• WHAT THIS TASK INVOLVES:
Give all of the lines again, with nothing added or dropped.

+ + + +

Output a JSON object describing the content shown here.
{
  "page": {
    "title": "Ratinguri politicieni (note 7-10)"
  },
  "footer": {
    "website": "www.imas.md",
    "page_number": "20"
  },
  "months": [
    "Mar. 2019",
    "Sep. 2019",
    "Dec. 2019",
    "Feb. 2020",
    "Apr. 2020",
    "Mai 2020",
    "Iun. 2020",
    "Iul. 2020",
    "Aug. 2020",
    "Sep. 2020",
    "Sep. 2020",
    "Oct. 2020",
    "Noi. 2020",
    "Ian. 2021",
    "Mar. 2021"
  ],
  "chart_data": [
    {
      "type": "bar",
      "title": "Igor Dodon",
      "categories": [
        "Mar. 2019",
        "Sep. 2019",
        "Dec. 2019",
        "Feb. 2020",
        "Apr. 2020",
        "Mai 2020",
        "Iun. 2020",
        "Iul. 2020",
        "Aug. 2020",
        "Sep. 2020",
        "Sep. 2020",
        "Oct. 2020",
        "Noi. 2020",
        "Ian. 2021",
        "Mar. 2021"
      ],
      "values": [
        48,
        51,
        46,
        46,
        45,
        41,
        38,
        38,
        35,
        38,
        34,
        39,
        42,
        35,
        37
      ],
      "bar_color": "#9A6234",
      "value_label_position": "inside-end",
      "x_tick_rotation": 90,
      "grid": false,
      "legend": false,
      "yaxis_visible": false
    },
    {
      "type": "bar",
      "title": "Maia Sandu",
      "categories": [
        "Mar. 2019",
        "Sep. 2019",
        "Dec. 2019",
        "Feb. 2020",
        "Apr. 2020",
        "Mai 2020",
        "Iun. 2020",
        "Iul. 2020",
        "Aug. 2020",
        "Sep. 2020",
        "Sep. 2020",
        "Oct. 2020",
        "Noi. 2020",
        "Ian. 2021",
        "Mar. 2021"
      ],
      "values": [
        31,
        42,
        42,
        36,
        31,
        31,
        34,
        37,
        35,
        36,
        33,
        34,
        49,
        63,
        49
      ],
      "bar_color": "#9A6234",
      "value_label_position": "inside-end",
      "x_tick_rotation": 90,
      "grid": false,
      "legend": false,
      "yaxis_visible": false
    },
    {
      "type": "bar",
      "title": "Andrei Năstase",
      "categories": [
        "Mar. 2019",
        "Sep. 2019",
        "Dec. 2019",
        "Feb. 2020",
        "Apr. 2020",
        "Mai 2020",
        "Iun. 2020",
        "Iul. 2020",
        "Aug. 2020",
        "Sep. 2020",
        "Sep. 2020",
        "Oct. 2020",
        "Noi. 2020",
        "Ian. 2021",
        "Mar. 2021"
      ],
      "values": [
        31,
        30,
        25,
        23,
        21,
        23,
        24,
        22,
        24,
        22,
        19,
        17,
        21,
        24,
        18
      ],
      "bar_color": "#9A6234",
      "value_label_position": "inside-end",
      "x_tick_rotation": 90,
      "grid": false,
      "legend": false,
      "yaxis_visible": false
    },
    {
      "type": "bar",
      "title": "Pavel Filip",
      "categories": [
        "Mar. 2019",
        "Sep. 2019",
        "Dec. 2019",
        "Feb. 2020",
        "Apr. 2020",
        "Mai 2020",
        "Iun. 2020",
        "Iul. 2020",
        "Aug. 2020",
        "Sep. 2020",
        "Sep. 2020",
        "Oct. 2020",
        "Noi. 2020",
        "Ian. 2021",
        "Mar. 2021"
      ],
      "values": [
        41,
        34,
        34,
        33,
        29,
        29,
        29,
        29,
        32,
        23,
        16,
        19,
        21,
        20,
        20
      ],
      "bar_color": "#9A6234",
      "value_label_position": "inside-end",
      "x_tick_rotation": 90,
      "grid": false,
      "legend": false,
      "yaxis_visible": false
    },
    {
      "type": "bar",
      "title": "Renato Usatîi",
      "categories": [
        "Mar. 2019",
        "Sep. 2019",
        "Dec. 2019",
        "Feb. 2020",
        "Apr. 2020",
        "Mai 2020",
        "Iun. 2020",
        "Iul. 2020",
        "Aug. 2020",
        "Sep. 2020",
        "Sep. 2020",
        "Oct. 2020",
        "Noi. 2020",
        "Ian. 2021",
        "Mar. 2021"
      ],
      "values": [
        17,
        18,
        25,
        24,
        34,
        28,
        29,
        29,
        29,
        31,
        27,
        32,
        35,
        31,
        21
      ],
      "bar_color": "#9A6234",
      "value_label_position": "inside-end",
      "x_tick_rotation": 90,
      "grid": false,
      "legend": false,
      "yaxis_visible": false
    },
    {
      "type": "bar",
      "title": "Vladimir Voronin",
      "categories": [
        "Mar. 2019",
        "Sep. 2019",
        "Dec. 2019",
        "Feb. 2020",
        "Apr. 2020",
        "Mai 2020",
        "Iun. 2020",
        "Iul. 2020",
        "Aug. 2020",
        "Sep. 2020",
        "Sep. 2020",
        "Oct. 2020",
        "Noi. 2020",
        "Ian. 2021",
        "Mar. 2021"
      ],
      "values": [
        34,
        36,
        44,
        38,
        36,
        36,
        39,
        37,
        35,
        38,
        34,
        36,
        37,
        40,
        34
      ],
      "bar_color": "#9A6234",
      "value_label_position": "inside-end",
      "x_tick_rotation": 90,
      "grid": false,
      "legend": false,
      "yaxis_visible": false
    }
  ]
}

+ + + +

• OUTPUT FOR THIS TASK:
Output a JSON object describing the content shown here.
{
  "page": {
    "title": "Ratinguri politicieni (note 7-10)"
  },
  "footer": {
    "website": "www.imas.md",
    "page_number": "20"
  },
  "months": [
    "Mar. 2019",
    "Sep. 2019",
    "Dec. 2019",
    "Feb. 2020",
    "Apr. 2020",
    "Mai 2020",
    "Iun. 2020",
    "Iul. 2020",
    "Aug. 2020",
    "Sep. 2020",
    "Sep. 2020",
    "Oct. 2020",
    "Noi. 2020",
    "Ian. 2021",
    "Mar. 2021"
  ],
  "chart_data": [
    {
      "type": "bar",
      "title": "Igor Dodon",
      "categories": [
        "Mar. 2019",
        "Sep. 2019",
        "Dec. 2019",
        "Feb. 2020",
        "Apr. 2020",
        "Mai 2020",
        "Iun. 2020",
        "Iul. 2020",
        "Aug. 2020",
        "Sep. 2020",
        "Sep. 2020",
        "Oct. 2020",
        "Noi. 2020",
        "Ian. 2021",
        "Mar. 2021"
      ],
      "values": [
        48,
        51,
        46,
        46,
        45,
        41,
        38,
        38,
        35,
        38,
        34,
        39,
        42,
        35,
        37
      ],
      "bar_color": "#9A6234",
      "value_label_position": "inside-end",
      "x_tick_rotation": 90,
      "grid": false,
      "legend": false,
      "yaxis_visible": false
    },
    {
      "type": "bar",
      "title": "Maia Sandu",
      "categories": [
        "Mar. 2019",
        "Sep. 2019",
        "Dec. 2019",
        "Feb. 2020",
        "Apr. 2020",
        "Mai 2020",
        "Iun. 2020",
        "Iul. 2020",
        "Aug. 2020",
        "Sep. 2020",
        "Sep. 2020",
        "Oct. 2020",
        "Noi. 2020",
        "Ian. 2021",
        "Mar. 2021"
      ],
      "values": [
        31,
        42,
        42,
        36,
        31,
        31,
        34,
        37,
        35,
        36,
        33,
        34,
        49,
        63,
        49
      ],
      "bar_color": "#9A6234",
      "value_label_position": "inside-end",
      "x_tick_rotation": 90,
      "grid": false,
      "legend": false,
      "yaxis_visible": false
    },
    {
      "type": "bar",
      "title": "Andrei Năstase",
      "categories": [
        "Mar. 2019",
        "Sep. 2019",
        "Dec. 2019",
        "Feb. 2020",
        "Apr. 2020",
        "Mai 2020",
        "Iun. 2020",
        "Iul. 2020",
        "Aug. 2020",
        "Sep. 2020",
        "Sep. 2020",
        "Oct. 2020",
        "Noi. 2020",
        "Ian. 2021",
        "Mar. 2021"
      ],
      "values": [
        31,
        30,
        25,
        23,
        21,
        23,
        24,
        22,
        24,
        22,
        19,
        17,
        21,
        24,
        18
      ],
      "bar_color": "#9A6234",
      "value_label_position": "inside-end",
      "x_tick_rotation": 90,
      "grid": false,
      "legend": false,
      "yaxis_visible": false
    },
    {
      "type": "bar",
      "title": "Pavel Filip",
      "categories": [
        "Mar. 2019",
        "Sep. 2019",
        "Dec. 2019",
        "Feb. 2020",
        "Apr. 2020",
        "Mai 2020",
        "Iun. 2020",
        "Iul. 2020",
        "Aug. 2020",
        "Sep. 2020",
        "Sep. 2020",
        "Oct. 2020",
        "Noi. 2020",
        "Ian. 2021",
        "Mar. 2021"
      ],
      "values": [
        41,
        34,
        34,
        33,
        29,
        29,
        29,
        29,
        32,
        23,
        16,
        19,
        21,
        20,
        20
      ],
      "bar_color": "#9A6234",
      "value_label_position": "inside-end",
      "x_tick_rotation": 90,
      "grid": false,
      "legend": false,
      "yaxis_visible": false
    },
    {
      "type": "bar",
      "title": "Renato Usatîi",
      "categories": [
        "Mar. 2019",
        "Sep. 2019",
        "Dec. 2019",
        "Feb. 2020",
        "Apr. 2020",
        "Mai 2020",
        "Iun. 2020",
        "Iul. 2020",
        "Aug. 2020",
        "Sep. 2020",
        "Sep. 2020",
        "Oct. 2020",
        "Noi. 2020",
        "Ian. 2021",
        "Mar. 2021"
      ],
      "values": [
        17,
        18,
        25,
        24,
        34,
        28,
        29,
        29,
        29,
        31,
        27,
        32,
        35,
        31,
        21
      ],
      "bar_color": "#9A6234",
      "value_label_position": "inside-end",
      "x_tick_rotation": 90,
      "grid": false,
      "legend": false,
      "yaxis_visible": false
    },
    {
      "type": "bar",
      "title": "Vladimir Voronin",
      "categories": [
        "Mar. 2019",
        "Sep. 2019",
        "Dec. 2019",
        "Feb. 2020",
        "Apr. 2020",
        "Mai 2020",
        "Iun. 2020",
        "Iul. 2020",
        "Aug. 2020",
        "Sep. 2020",
        "Sep. 2020",
        "Oct. 2020",
        "Noi. 2020",
        "Ian. 2021",
        "Mar. 2021"
      ],
      "values": [
        34,
        36,
        44,
        38,
        36,
        36,
        39,
        37,
        35,
        38,
        34,
        36,
        37,
        40,
        34
      ],
      "bar_color": "#9A6234",
      "value_label_position": "inside-end",
      "x_tick_rotation": 90,
      "grid": false,
      "legend": false,
      "yaxis_visible": false
    }
  ]
}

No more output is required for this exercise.